● **DESCRIPTION OF THE TASK**
Search the listing below for the string "more" and copy every line where it occurs.

#### MATERIAL FOR THIS EXERCISE ####

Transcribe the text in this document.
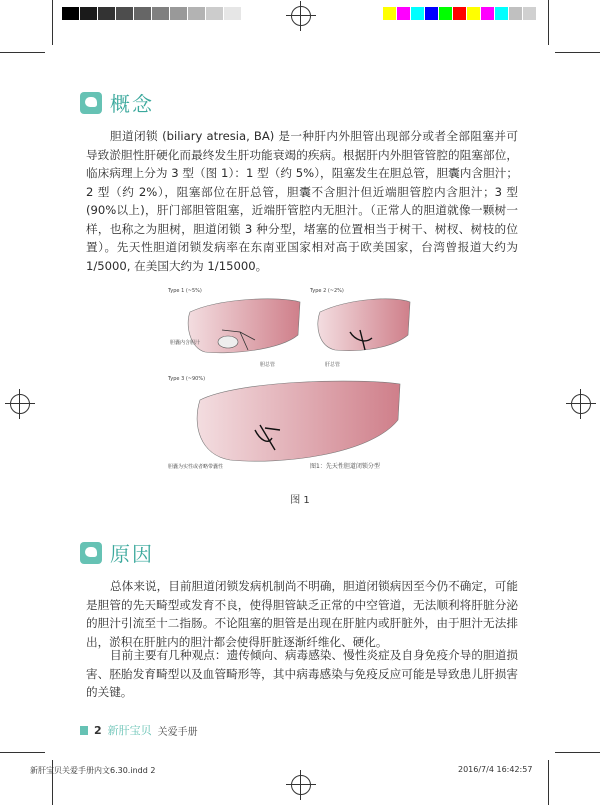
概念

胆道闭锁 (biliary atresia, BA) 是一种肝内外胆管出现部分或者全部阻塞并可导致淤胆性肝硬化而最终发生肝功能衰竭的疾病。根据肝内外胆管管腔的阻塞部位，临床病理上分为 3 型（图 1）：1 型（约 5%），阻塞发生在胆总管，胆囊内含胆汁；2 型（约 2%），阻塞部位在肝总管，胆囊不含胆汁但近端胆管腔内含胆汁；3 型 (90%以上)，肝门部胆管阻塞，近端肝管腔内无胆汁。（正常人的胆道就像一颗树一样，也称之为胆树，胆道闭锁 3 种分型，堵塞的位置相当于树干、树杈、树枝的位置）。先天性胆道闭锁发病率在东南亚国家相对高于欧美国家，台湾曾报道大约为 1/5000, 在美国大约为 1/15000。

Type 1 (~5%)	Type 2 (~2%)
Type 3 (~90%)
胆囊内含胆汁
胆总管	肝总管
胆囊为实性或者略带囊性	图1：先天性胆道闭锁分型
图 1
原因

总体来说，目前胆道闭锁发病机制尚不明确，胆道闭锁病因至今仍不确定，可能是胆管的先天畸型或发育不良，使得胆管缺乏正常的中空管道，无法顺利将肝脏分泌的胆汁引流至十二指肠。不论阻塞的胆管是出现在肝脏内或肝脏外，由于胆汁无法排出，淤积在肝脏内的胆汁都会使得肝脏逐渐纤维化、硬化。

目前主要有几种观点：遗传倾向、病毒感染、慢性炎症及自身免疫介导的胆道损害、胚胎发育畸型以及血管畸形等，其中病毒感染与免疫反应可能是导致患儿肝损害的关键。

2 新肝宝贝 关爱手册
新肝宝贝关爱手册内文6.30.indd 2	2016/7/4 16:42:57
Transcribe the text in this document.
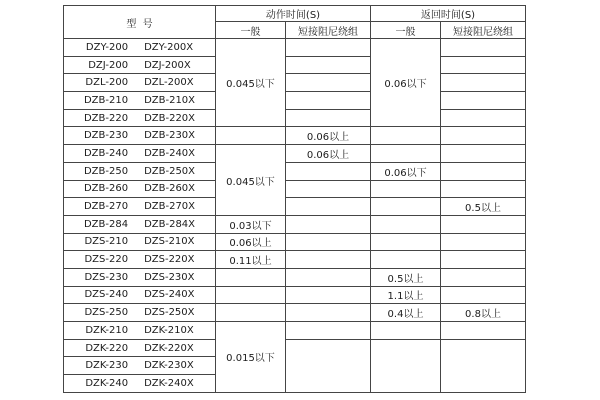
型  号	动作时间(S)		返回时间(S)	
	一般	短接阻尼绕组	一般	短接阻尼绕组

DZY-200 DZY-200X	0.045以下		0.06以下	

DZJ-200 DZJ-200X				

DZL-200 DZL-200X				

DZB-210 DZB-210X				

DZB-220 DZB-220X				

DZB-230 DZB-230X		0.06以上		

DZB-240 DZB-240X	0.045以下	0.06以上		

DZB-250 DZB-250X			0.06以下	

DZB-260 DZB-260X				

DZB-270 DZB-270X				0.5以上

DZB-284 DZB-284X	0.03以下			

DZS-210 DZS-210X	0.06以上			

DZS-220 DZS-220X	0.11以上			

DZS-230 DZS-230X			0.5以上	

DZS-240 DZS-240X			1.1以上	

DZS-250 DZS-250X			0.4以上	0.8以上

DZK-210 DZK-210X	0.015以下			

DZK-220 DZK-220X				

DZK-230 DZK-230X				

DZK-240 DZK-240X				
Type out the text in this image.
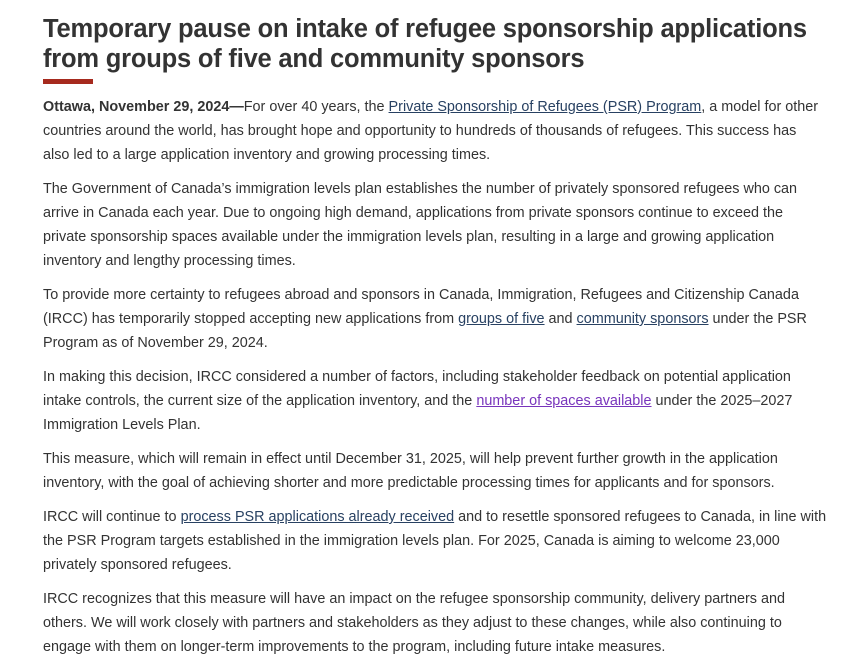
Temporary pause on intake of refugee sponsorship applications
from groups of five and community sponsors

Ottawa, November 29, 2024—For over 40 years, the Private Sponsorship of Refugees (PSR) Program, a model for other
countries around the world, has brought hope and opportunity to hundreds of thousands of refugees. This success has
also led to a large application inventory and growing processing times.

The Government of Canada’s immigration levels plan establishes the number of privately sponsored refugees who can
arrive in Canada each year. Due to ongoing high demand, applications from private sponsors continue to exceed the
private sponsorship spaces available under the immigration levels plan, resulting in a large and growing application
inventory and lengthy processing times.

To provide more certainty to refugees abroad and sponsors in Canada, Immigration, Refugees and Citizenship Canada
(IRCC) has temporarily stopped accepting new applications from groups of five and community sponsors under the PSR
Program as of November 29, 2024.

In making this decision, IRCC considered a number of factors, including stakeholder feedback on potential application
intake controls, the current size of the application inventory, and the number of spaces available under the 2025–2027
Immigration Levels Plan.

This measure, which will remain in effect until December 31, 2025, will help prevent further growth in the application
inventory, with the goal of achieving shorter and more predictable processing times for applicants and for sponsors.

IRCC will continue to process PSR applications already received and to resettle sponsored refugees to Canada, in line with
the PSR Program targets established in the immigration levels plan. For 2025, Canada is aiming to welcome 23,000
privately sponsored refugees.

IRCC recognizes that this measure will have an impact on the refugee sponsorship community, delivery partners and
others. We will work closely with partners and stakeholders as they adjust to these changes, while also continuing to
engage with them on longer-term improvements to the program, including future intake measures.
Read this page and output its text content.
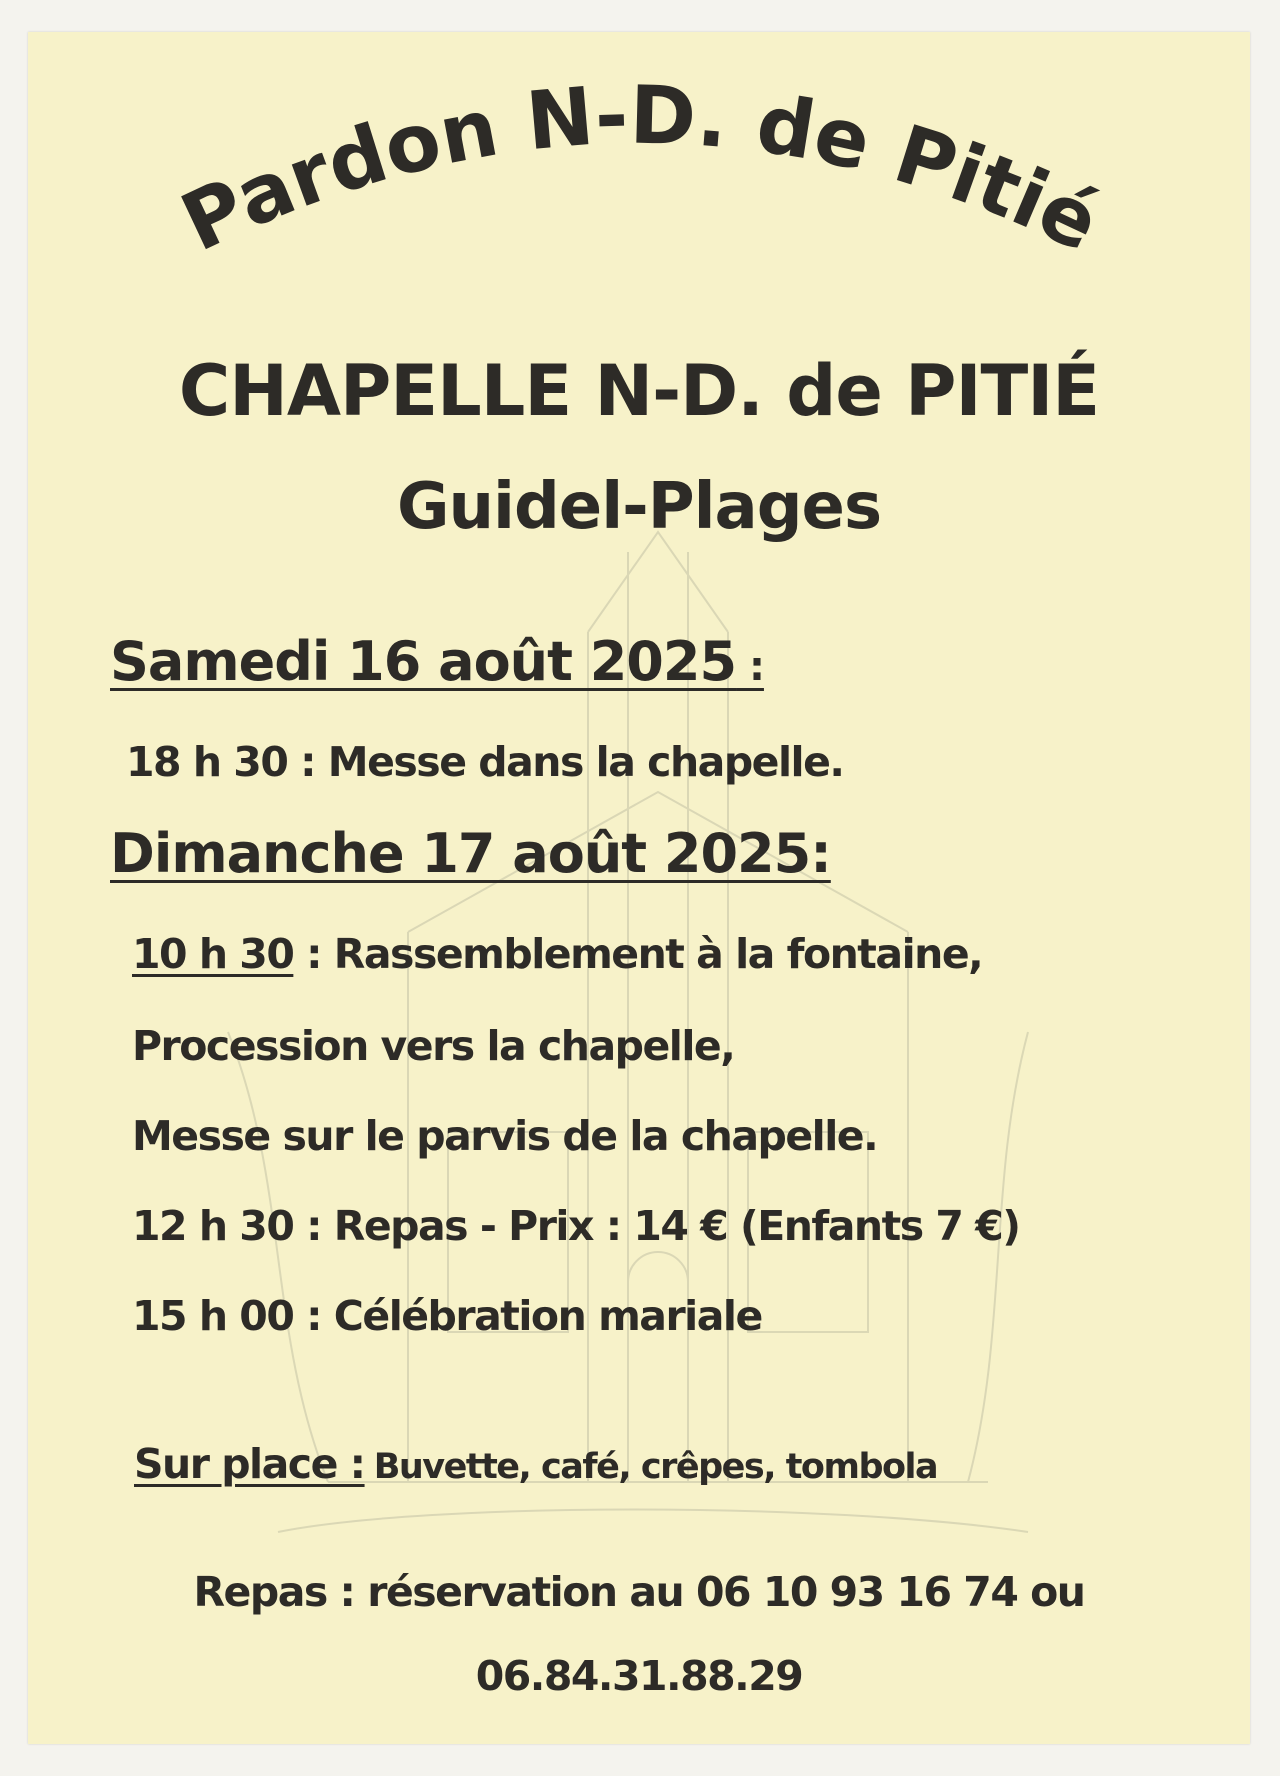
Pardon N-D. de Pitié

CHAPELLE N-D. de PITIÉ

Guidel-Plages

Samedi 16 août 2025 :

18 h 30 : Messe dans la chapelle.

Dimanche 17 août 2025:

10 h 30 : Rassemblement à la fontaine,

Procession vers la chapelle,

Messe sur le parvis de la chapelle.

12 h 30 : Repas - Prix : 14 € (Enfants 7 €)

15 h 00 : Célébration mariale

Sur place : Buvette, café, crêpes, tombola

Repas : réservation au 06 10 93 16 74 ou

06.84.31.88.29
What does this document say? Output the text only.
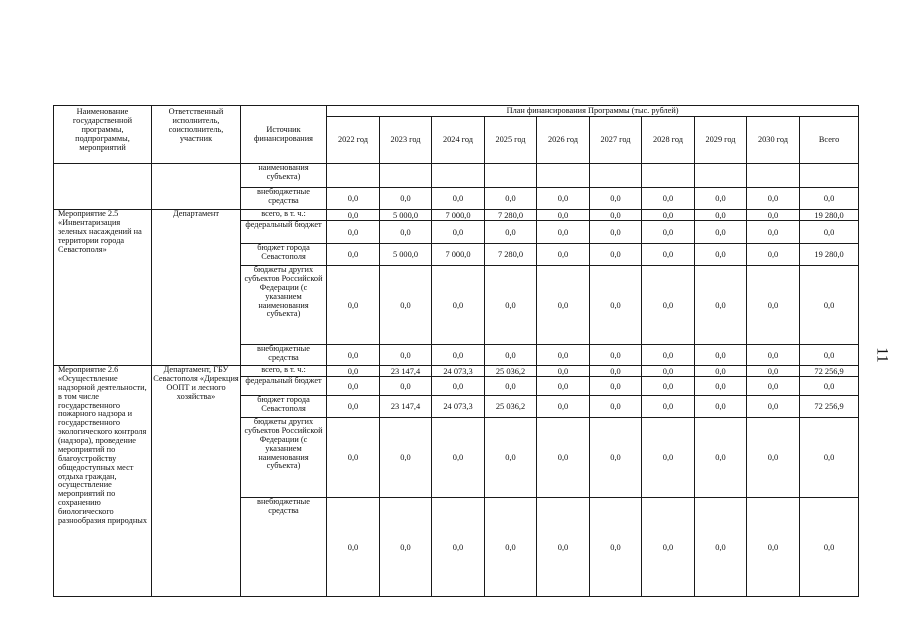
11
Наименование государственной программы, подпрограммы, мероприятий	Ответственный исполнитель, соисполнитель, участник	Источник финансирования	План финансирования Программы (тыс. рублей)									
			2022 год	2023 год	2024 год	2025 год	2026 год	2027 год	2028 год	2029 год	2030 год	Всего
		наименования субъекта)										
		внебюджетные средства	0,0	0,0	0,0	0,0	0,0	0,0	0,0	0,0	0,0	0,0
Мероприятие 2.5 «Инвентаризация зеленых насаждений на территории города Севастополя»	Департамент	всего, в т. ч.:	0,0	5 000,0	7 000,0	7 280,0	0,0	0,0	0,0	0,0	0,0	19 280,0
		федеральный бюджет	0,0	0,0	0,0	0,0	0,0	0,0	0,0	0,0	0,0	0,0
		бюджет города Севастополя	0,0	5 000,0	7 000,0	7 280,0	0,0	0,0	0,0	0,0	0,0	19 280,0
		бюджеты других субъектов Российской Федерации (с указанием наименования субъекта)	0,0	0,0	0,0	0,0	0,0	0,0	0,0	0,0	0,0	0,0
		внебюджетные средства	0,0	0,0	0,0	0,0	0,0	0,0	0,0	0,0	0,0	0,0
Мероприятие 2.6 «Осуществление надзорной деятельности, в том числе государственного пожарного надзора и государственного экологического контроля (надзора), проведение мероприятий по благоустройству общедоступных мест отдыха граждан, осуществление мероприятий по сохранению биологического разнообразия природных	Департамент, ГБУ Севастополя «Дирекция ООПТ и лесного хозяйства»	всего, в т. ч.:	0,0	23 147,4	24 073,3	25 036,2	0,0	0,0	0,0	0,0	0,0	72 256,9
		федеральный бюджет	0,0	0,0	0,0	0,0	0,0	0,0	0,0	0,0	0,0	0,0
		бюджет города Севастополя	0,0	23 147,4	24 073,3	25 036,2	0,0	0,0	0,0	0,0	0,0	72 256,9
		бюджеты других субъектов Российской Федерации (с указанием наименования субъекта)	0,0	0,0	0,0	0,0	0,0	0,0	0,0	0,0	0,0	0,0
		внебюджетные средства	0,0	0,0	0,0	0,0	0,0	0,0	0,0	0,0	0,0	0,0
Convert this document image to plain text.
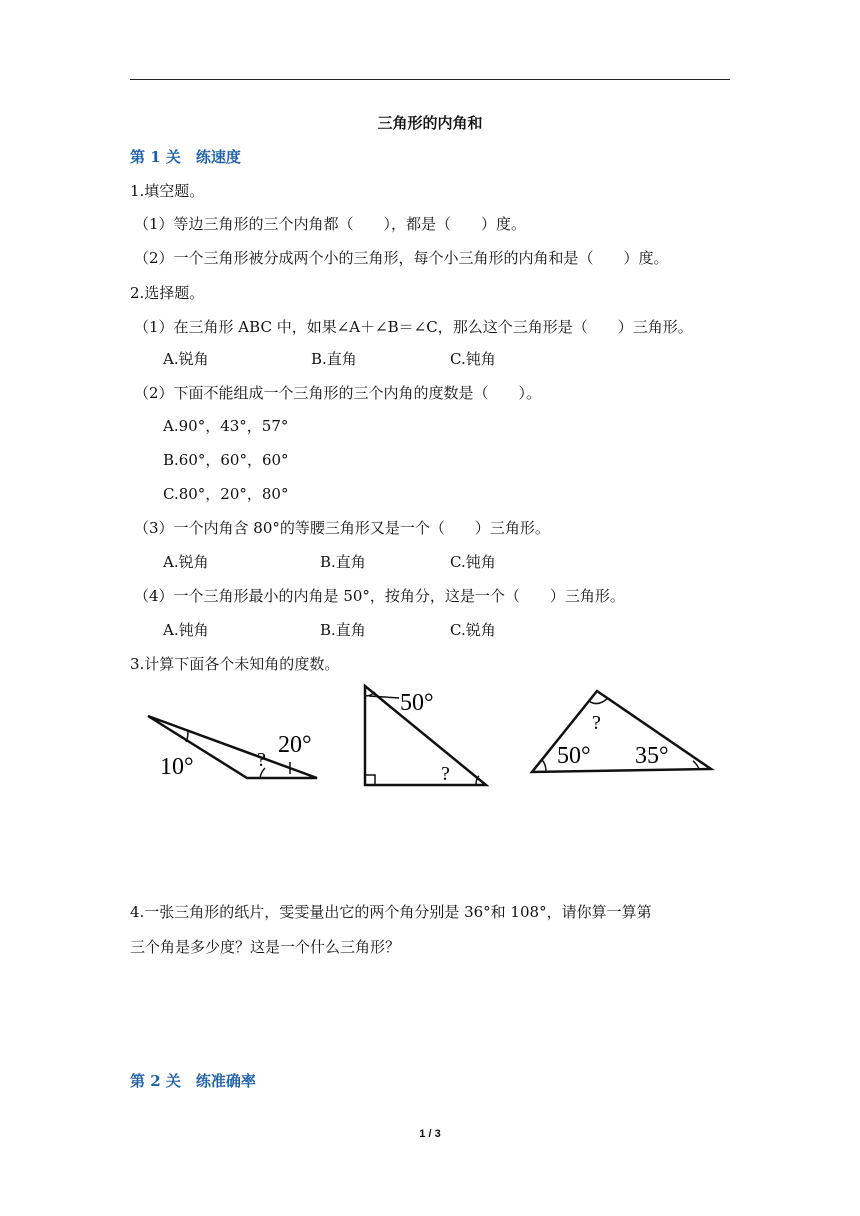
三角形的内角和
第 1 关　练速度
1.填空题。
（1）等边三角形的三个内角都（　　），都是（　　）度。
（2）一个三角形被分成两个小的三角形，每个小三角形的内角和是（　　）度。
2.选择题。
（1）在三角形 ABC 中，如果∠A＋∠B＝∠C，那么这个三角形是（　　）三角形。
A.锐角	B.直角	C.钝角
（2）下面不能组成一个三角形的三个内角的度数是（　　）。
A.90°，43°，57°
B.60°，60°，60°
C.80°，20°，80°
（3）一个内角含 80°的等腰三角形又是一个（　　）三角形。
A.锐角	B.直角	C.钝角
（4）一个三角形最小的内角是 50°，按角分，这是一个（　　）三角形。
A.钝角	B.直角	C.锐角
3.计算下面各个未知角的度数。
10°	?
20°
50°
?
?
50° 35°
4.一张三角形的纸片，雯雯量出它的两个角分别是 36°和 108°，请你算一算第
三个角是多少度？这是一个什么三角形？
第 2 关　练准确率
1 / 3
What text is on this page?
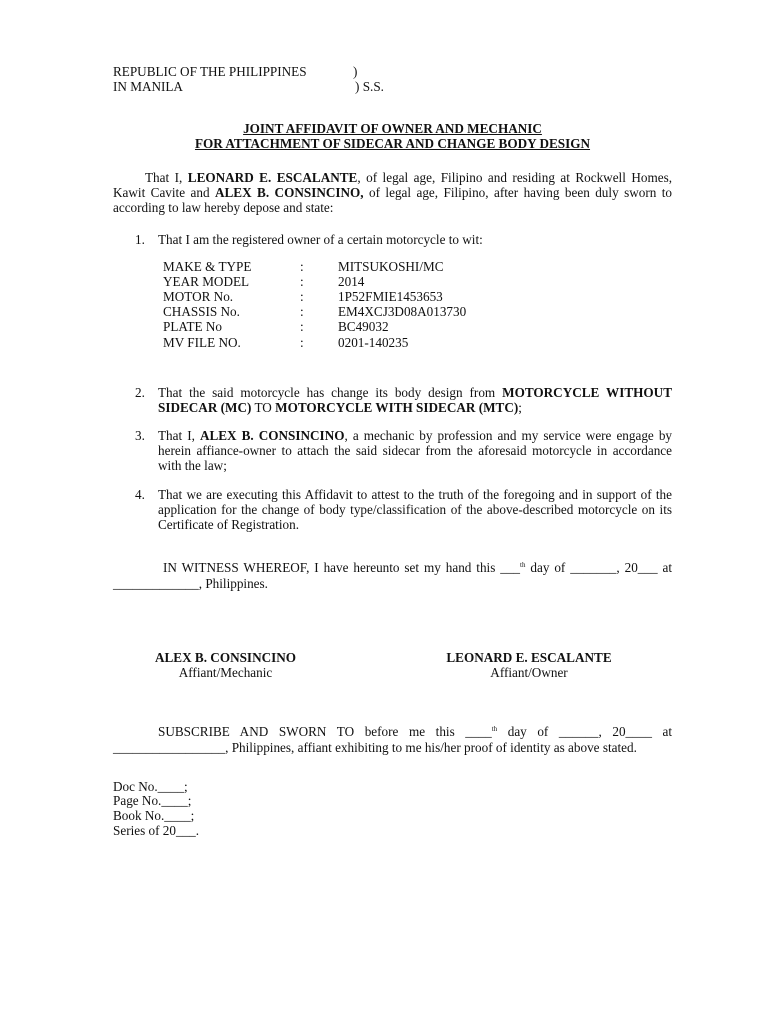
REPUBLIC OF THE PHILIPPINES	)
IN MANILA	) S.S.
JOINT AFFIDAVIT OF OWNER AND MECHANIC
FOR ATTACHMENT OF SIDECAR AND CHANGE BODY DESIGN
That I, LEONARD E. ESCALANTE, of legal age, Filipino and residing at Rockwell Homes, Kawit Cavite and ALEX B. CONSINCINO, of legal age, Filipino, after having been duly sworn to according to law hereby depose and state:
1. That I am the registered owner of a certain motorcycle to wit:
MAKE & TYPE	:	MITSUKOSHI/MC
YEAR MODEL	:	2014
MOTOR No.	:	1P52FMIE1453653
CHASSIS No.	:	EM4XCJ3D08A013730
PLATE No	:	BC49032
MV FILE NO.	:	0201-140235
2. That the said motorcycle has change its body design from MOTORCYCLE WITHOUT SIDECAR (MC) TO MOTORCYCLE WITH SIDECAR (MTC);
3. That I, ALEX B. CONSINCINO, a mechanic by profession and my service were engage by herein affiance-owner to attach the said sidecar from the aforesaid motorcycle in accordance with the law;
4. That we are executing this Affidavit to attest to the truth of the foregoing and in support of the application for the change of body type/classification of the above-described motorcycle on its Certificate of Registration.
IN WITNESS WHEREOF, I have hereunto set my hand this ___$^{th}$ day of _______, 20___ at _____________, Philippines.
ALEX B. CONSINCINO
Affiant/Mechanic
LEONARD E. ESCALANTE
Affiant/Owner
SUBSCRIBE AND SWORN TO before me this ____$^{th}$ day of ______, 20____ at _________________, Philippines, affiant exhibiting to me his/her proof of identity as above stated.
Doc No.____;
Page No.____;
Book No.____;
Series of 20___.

####

● **SOLUTION TO THIS TASK**
To provide more certainty to refugees abroad and sponsors in Canada, Immigration, Refugees and Citizenship Canada
inventory, with the goal of achieving shorter and more predictable processing times for applicants and for sponsors.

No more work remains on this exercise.